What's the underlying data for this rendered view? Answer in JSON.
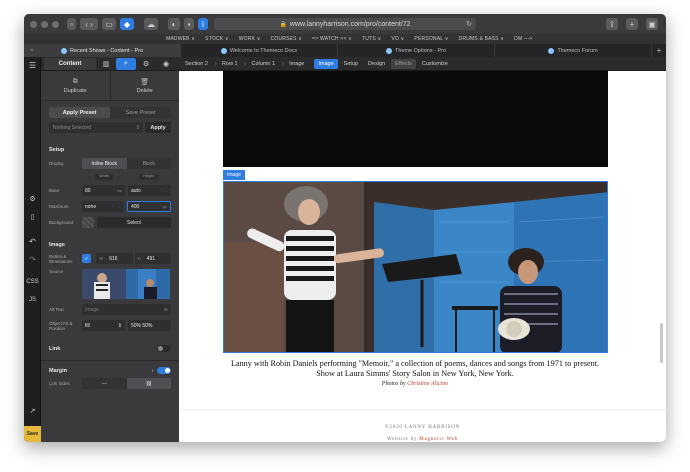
{
  "browser": {
    "url": "www.lannyharrison.com/pro/content/72",
    "bookmarks": [
      "MADWEB ∨",
      "STOCK ∨",
      "WORK ∨",
      "COURSES ∨",
      "=> WATCH << ∨",
      "TUTS ∨",
      "VO ∨",
      "PERSONAL ∨",
      "DRUMS & BASS ∨",
      "DM --->"
    ],
    "tabs": [
      {
        "label": "Recent Shows - Content - Pro",
        "active": true
      },
      {
        "label": "Welcome to Themeco Docs",
        "active": false
      },
      {
        "label": "Theme Options - Pro",
        "active": false
      },
      {
        "label": "Themeco Forum",
        "active": false
      }
    ]
  },
  "rail": {
    "css_label": "CSS",
    "js_label": "JS",
    "save_label": "Save"
  },
  "panel": {
    "content_tab": "Content",
    "duplicate": "Duplicate",
    "delete": "Delete",
    "apply_preset": "Apply Preset",
    "save_preset": "Save Preset",
    "preset_placeholder": "Nothing Selected",
    "apply": "Apply",
    "setup": {
      "title": "Setup",
      "display_label": "Display",
      "display_options": [
        "Inline Block",
        "Block"
      ],
      "width_label": "Width",
      "height_label": "Height",
      "base_label": "Base",
      "base_width": "80",
      "base_width_unit": "vw",
      "base_height": "auto",
      "base_height_unit": "...",
      "maximum_label": "Maximum",
      "max_width": "none",
      "max_width_unit": "...",
      "max_height": "400",
      "max_height_unit": "px",
      "background_label": "Background",
      "select": "Select"
    },
    "image": {
      "title": "Image",
      "retina_label": "Retina & Dimensions",
      "w_key": "W",
      "w_val": "616",
      "h_key": "H",
      "h_val": "491",
      "source_label": "Source",
      "alt_label": "Alt Text",
      "alt_placeholder": "Image",
      "fit_label": "Object Fit & Position",
      "fit_val": "fill",
      "position_val": "50% 50%"
    },
    "link_title": "Link",
    "margin_title": "Margin",
    "link_sides_label": "Link Sides"
  },
  "breadcrumbs": [
    "Section 2",
    "Row 1",
    "Column 1",
    "Image"
  ],
  "control_tabs": [
    "Image",
    "Setup",
    "Design",
    "Effects",
    "Customize"
  ],
  "canvas": {
    "image_tag": "Image",
    "caption_line1": "Lanny with Robin Daniels performing \"Memoir,\" a collection of poems, dances and songs from 1971 to present.",
    "caption_line2": "Show at Laura Simms' Story Salon in New York, New York.",
    "credit_prefix": "Photos by",
    "credit_name": "Christine Alicino",
    "copyright": "©2020 LANNY HARRISON",
    "website_prefix": "Website by",
    "website_name": "Magnetic Web"
  },
  "colors": {
    "accent": "#2f7de1",
    "save": "#e6b83a",
    "link_red": "#c0392b",
    "panel_bg": "#3a3a3d"
  }
}
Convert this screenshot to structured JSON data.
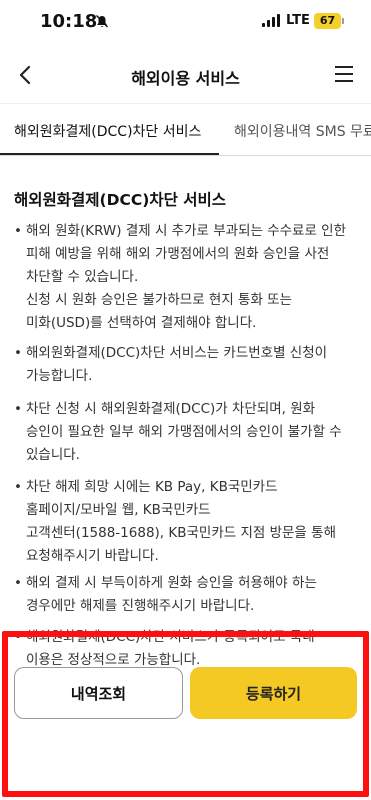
{
  "status_bar": {
    "time": "10:18",
    "network": "LTE",
    "battery": "67",
    "icons": [
      "bell-mute-icon",
      "signal-icon",
      "battery-icon"
    ]
  },
  "header": {
    "title": "해외이용 서비스",
    "icons": [
      "back-icon",
      "menu-icon"
    ]
  },
  "tabs": [
    {
      "label": "해외원화결제(DCC)차단 서비스",
      "active": true
    },
    {
      "label": "해외이용내역 SMS 무료",
      "active": false
    }
  ],
  "main": {
    "section_title": "해외원화결제(DCC)차단 서비스",
    "bullet_marker": "•",
    "bullets": [
      {
        "lines": [
          "해외 원화(KRW) 결제 시 추가로 부과되는 수수료로 인한",
          "피해 예방을 위해 해외 가맹점에서의 원화 승인을 사전",
          "차단할 수 있습니다.",
          "신청 시 원화 승인은 불가하므로 현지 통화 또는",
          "미화(USD)를 선택하여 결제해야 합니다."
        ]
      },
      {
        "lines": [
          "해외원화결제(DCC)차단 서비스는 카드번호별 신청이",
          "가능합니다."
        ]
      },
      {
        "lines": [
          "차단 신청 시 해외원화결제(DCC)가 차단되며, 원화",
          "승인이 필요한 일부 해외 가맹점에서의 승인이 불가할 수",
          "있습니다."
        ]
      },
      {
        "lines": [
          "차단 해제 희망 시에는 KB Pay, KB국민카드",
          "홈페이지/모바일 웹, KB국민카드",
          "고객센터(1588-1688), KB국민카드 지점 방문을 통해",
          "요청해주시기 바랍니다."
        ]
      },
      {
        "lines": [
          "해외 결제 시 부득이하게 원화 승인을 허용해야 하는",
          "경우에만 해제를 진행해주시기 바랍니다."
        ]
      },
      {
        "lines": [
          "해외원화결제(DCC)차단 서비스가 등록되어도 국내",
          "이용은 정상적으로 가능합니다."
        ]
      }
    ]
  },
  "actions": {
    "history_label": "내역조회",
    "register_label": "등록하기"
  },
  "colors": {
    "accent": "#f5c924",
    "highlight_frame": "#ff1010",
    "battery": "#f5cf2a"
  }
}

**Work required:** Give every line back word for word and leave the pictures out.

**Solution to the problem:**
What's the underlying data for this rendered view? Answer in JSON.
{
  "browser": {
    "url": "www.lannyharrison.com/pro/content/72",
    "bookmarks": [
      "MADWEB ∨",
      "STOCK ∨",
      "WORK ∨",
      "COURSES ∨",
      "=> WATCH << ∨",
      "TUTS ∨",
      "VO ∨",
      "PERSONAL ∨",
      "DRUMS & BASS ∨",
      "DM --->"
    ],
    "tabs": [
      {
        "label": "Recent Shows - Content - Pro",
        "active": true
      },
      {
        "label": "Welcome to Themeco Docs",
        "active": false
      },
      {
        "label": "Theme Options - Pro",
        "active": false
      },
      {
        "label": "Themeco Forum",
        "active": false
      }
    ]
  },
  "rail": {
    "css_label": "CSS",
    "js_label": "JS",
    "save_label": "Save"
  },
  "panel": {
    "content_tab": "Content",
    "duplicate": "Duplicate",
    "delete": "Delete",
    "apply_preset": "Apply Preset",
    "save_preset": "Save Preset",
    "preset_placeholder": "Nothing Selected",
    "apply": "Apply",
    "setup": {
      "title": "Setup",
      "display_label": "Display",
      "display_options": [
        "Inline Block",
        "Block"
      ],
      "width_label": "Width",
      "height_label": "Height",
      "base_label": "Base",
      "base_width": "80",
      "base_width_unit": "vw",
      "base_height": "auto",
      "base_height_unit": "...",
      "maximum_label": "Maximum",
      "max_width": "none",
      "max_width_unit": "...",
      "max_height": "400",
      "max_height_unit": "px",
      "background_label": "Background",
      "select": "Select"
    },
    "image": {
      "title": "Image",
      "retina_label": "Retina & Dimensions",
      "w_key": "W",
      "w_val": "616",
      "h_key": "H",
      "h_val": "491",
      "source_label": "Source",
      "alt_label": "Alt Text",
      "alt_placeholder": "Image",
      "fit_label": "Object Fit & Position",
      "fit_val": "fill",
      "position_val": "50% 50%"
    },
    "link_title": "Link",
    "margin_title": "Margin",
    "link_sides_label": "Link Sides"
  },
  "breadcrumbs": [
    "Section 2",
    "Row 1",
    "Column 1",
    "Image"
  ],
  "control_tabs": [
    "Image",
    "Setup",
    "Design",
    "Effects",
    "Customize"
  ],
  "canvas": {
    "image_tag": "Image",
    "caption_line1": "Lanny with Robin Daniels performing \"Memoir,\" a collection of poems, dances and songs from 1971 to present.",
    "caption_line2": "Show at Laura Simms' Story Salon in New York, New York.",
    "credit_prefix": "Photos by",
    "credit_name": "Christine Alicino",
    "copyright": "©2020 LANNY HARRISON",
    "website_prefix": "Website by",
    "website_name": "Magnetic Web"
  },
  "colors": {
    "accent": "#2f7de1",
    "save": "#e6b83a",
    "link_red": "#c0392b",
    "panel_bg": "#3a3a3d"
  }
}
Convert this screenshot to structured JSON data.
{
  "status_bar": {
    "time": "10:18",
    "network": "LTE",
    "battery": "67",
    "icons": [
      "bell-mute-icon",
      "signal-icon",
      "battery-icon"
    ]
  },
  "header": {
    "title": "해외이용 서비스",
    "icons": [
      "back-icon",
      "menu-icon"
    ]
  },
  "tabs": [
    {
      "label": "해외원화결제(DCC)차단 서비스",
      "active": true
    },
    {
      "label": "해외이용내역 SMS 무료",
      "active": false
    }
  ],
  "main": {
    "section_title": "해외원화결제(DCC)차단 서비스",
    "bullet_marker": "•",
    "bullets": [
      {
        "lines": [
          "해외 원화(KRW) 결제 시 추가로 부과되는 수수료로 인한",
          "피해 예방을 위해 해외 가맹점에서의 원화 승인을 사전",
          "차단할 수 있습니다.",
          "신청 시 원화 승인은 불가하므로 현지 통화 또는",
          "미화(USD)를 선택하여 결제해야 합니다."
        ]
      },
      {
        "lines": [
          "해외원화결제(DCC)차단 서비스는 카드번호별 신청이",
          "가능합니다."
        ]
      },
      {
        "lines": [
          "차단 신청 시 해외원화결제(DCC)가 차단되며, 원화",
          "승인이 필요한 일부 해외 가맹점에서의 승인이 불가할 수",
          "있습니다."
        ]
      },
      {
        "lines": [
          "차단 해제 희망 시에는 KB Pay, KB국민카드",
          "홈페이지/모바일 웹, KB국민카드",
          "고객센터(1588-1688), KB국민카드 지점 방문을 통해",
          "요청해주시기 바랍니다."
        ]
      },
      {
        "lines": [
          "해외 결제 시 부득이하게 원화 승인을 허용해야 하는",
          "경우에만 해제를 진행해주시기 바랍니다."
        ]
      },
      {
        "lines": [
          "해외원화결제(DCC)차단 서비스가 등록되어도 국내",
          "이용은 정상적으로 가능합니다."
        ]
      }
    ]
  },
  "actions": {
    "history_label": "내역조회",
    "register_label": "등록하기"
  },
  "colors": {
    "accent": "#f5c924",
    "highlight_frame": "#ff1010",
    "battery": "#f5cf2a"
  }
}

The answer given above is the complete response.